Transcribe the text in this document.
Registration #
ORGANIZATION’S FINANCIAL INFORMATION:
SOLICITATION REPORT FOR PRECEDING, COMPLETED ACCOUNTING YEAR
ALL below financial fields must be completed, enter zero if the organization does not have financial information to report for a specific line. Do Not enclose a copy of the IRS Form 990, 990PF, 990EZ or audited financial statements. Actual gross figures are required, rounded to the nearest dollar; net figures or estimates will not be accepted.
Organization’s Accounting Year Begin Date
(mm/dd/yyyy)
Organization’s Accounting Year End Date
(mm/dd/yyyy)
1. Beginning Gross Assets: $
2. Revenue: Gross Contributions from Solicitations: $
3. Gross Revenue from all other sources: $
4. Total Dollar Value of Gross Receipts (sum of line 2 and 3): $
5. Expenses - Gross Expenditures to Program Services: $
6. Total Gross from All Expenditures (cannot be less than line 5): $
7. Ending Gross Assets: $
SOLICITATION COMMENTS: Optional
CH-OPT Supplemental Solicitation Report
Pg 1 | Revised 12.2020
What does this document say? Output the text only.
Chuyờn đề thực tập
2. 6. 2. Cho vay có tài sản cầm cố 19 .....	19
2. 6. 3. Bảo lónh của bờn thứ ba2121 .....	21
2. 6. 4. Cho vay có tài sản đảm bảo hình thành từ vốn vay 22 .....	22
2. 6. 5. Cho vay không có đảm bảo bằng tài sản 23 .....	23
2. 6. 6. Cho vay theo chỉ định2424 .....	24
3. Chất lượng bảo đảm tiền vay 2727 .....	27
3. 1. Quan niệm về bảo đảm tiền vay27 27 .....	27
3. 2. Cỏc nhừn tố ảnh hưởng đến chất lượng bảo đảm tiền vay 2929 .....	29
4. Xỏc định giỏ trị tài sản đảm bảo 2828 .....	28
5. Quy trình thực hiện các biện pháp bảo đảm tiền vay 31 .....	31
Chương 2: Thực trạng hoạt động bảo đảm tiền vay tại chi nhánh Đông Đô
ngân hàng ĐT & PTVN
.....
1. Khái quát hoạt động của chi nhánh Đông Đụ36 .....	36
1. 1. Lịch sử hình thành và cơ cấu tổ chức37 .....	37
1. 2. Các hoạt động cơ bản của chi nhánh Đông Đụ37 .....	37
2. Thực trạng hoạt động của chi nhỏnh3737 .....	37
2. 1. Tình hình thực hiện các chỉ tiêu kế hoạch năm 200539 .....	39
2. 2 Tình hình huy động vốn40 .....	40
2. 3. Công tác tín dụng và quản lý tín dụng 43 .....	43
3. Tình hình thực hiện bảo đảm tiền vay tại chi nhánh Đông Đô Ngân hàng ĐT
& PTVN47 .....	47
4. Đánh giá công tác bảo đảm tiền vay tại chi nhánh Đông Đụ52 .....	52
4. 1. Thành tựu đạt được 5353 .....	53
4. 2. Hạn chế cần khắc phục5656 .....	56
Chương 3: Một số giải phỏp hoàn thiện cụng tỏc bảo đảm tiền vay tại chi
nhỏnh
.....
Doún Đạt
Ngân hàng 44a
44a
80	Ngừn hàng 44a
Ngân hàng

━━━━━━━━━━━━━━━━

- **TO BE DONE**
Within the records above, how many lines include the word "Revenue"? State the number by itself.

- **WRITTEN RESPONSE**
2